Short task — Below are the records; reproduce all of them exactly but without any images.

The records —
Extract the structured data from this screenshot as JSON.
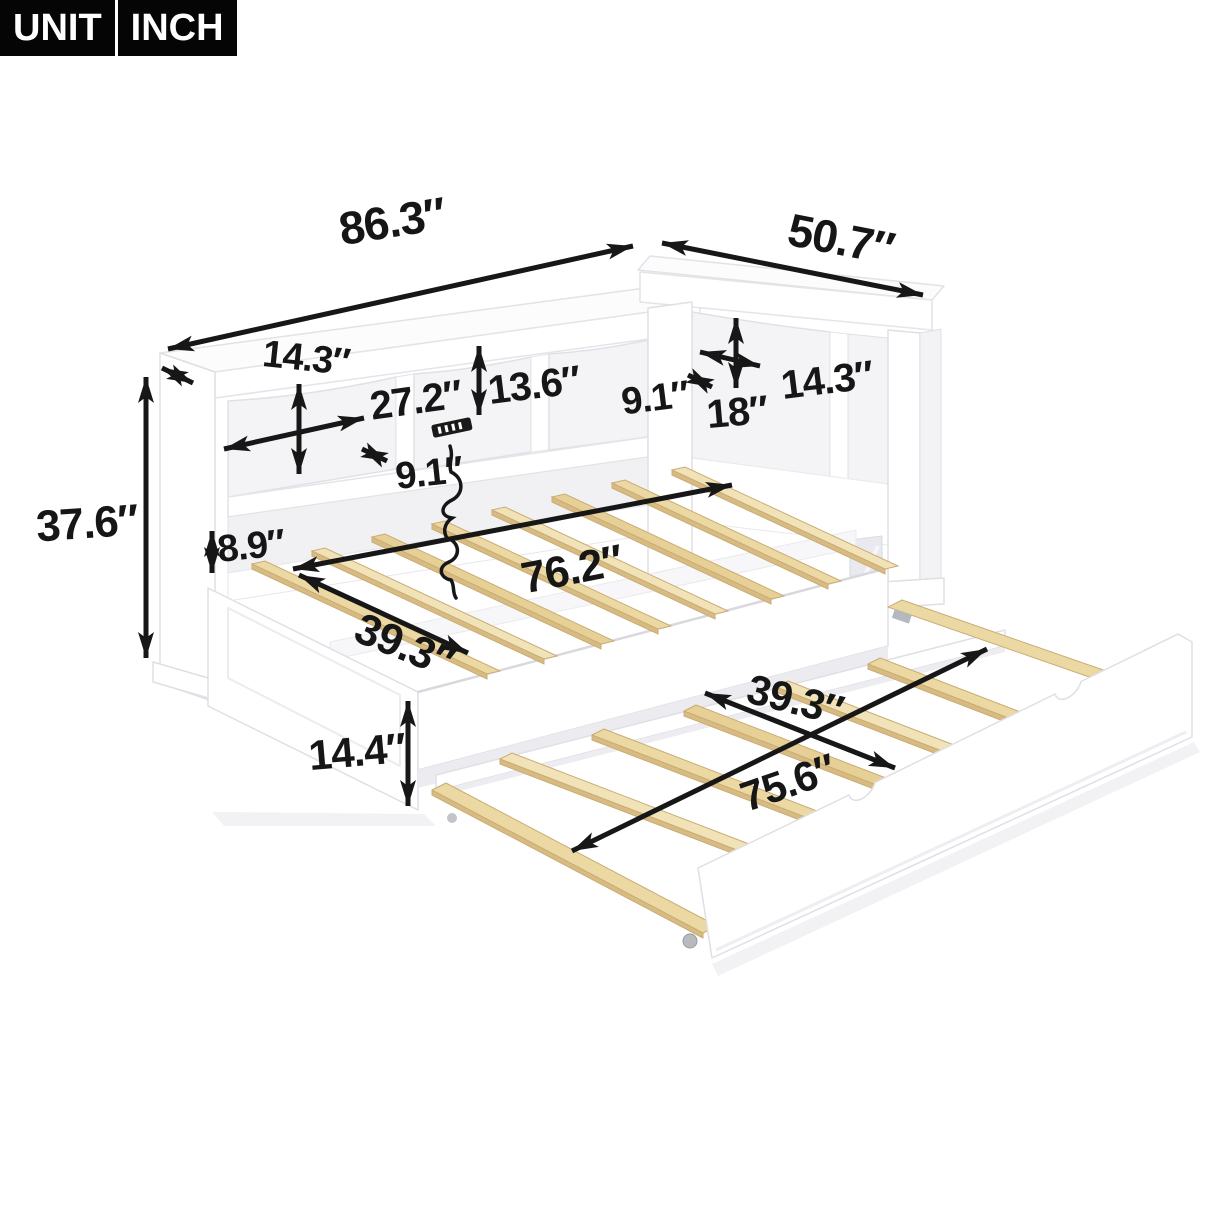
{
  "unit_badge": {
    "label": "UNIT",
    "value": "INCH"
  },
  "dimensions": {
    "overall_length": "86.3″",
    "overall_depth": "50.7″",
    "left_shelf_depth": "14.3″",
    "left_cubby_width": "27.2″",
    "left_cubby_height": "13.6″",
    "left_small_depth": "9.1″",
    "right_small_depth": "9.1″",
    "right_cubby_width": "18″",
    "right_cubby_height": "14.3″",
    "overall_height": "37.6″",
    "lower_shelf_height": "8.9″",
    "slat_length": "76.2″",
    "bed_width": "39.3″",
    "under_bed_height": "14.4″",
    "trundle_width": "39.3″",
    "trundle_length": "75.6″"
  },
  "icons": {
    "outlet": "usb-outlet-icon",
    "cord": "power-cord-icon"
  },
  "colors": {
    "arrow": "#171717",
    "label": "#161616",
    "badge_bg": "#050505",
    "badge_text": "#ffffff",
    "frame_white": "#ffffff",
    "frame_outline": "#e2e2e7",
    "cubby_shadow": "#f4f4f7",
    "wood": "#ecd8a2",
    "wood_dark": "#d8bb82"
  }
}
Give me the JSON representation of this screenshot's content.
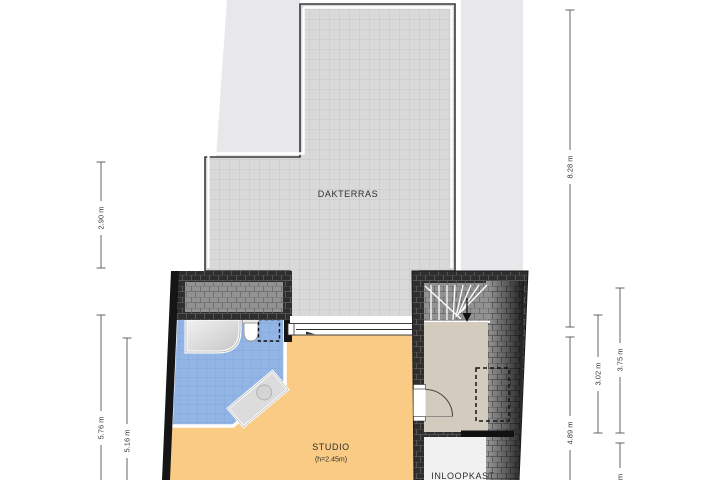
{
  "plan": {
    "rooms": {
      "dakterras": {
        "label": "DAKTERRAS"
      },
      "studio": {
        "label": "STUDIO",
        "height_note": "(h=2.45m)"
      },
      "inloopkast": {
        "label": "INLOOPKAST"
      }
    },
    "dimensions": {
      "left_outer_top": "2.90 m",
      "left_outer_bottom": "5.76 m",
      "left_inner": "5.16 m",
      "right_inner_top": "8.28 m",
      "right_inner_bottom": "4.89 m",
      "right_middle": "3.02 m",
      "right_outer": "3.75 m",
      "right_outer_bottom_partial": "m"
    },
    "colors": {
      "terrace_tile": "#d9d9d9",
      "neighbor_area": "#e8e8ea",
      "bathroom_tile": "#93b5e6",
      "studio_floor": "#f9cb85",
      "hall_floor": "#d4cbbf",
      "closet_floor": "#f1f1f1",
      "roof_hatch_dark": "#2e2e2e",
      "roof_hatch_gray": "#929292",
      "wall": "#151515"
    }
  }
}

Result of the task —
Extract the structured data from this screenshot as JSON.
{
  "unit_badge": {
    "label": "UNIT",
    "value": "INCH"
  },
  "dimensions": {
    "overall_length": "86.3″",
    "overall_depth": "50.7″",
    "left_shelf_depth": "14.3″",
    "left_cubby_width": "27.2″",
    "left_cubby_height": "13.6″",
    "left_small_depth": "9.1″",
    "right_small_depth": "9.1″",
    "right_cubby_width": "18″",
    "right_cubby_height": "14.3″",
    "overall_height": "37.6″",
    "lower_shelf_height": "8.9″",
    "slat_length": "76.2″",
    "bed_width": "39.3″",
    "under_bed_height": "14.4″",
    "trundle_width": "39.3″",
    "trundle_length": "75.6″"
  },
  "icons": {
    "outlet": "usb-outlet-icon",
    "cord": "power-cord-icon"
  },
  "colors": {
    "arrow": "#171717",
    "label": "#161616",
    "badge_bg": "#050505",
    "badge_text": "#ffffff",
    "frame_white": "#ffffff",
    "frame_outline": "#e2e2e7",
    "cubby_shadow": "#f4f4f7",
    "wood": "#ecd8a2",
    "wood_dark": "#d8bb82"
  }
}
Give me the JSON representation of this screenshot's content.
{
  "plan": {
    "rooms": {
      "dakterras": {
        "label": "DAKTERRAS"
      },
      "studio": {
        "label": "STUDIO",
        "height_note": "(h=2.45m)"
      },
      "inloopkast": {
        "label": "INLOOPKAST"
      }
    },
    "dimensions": {
      "left_outer_top": "2.90 m",
      "left_outer_bottom": "5.76 m",
      "left_inner": "5.16 m",
      "right_inner_top": "8.28 m",
      "right_inner_bottom": "4.89 m",
      "right_middle": "3.02 m",
      "right_outer": "3.75 m",
      "right_outer_bottom_partial": "m"
    },
    "colors": {
      "terrace_tile": "#d9d9d9",
      "neighbor_area": "#e8e8ea",
      "bathroom_tile": "#93b5e6",
      "studio_floor": "#f9cb85",
      "hall_floor": "#d4cbbf",
      "closet_floor": "#f1f1f1",
      "roof_hatch_dark": "#2e2e2e",
      "roof_hatch_gray": "#929292",
      "wall": "#151515"
    }
  }
}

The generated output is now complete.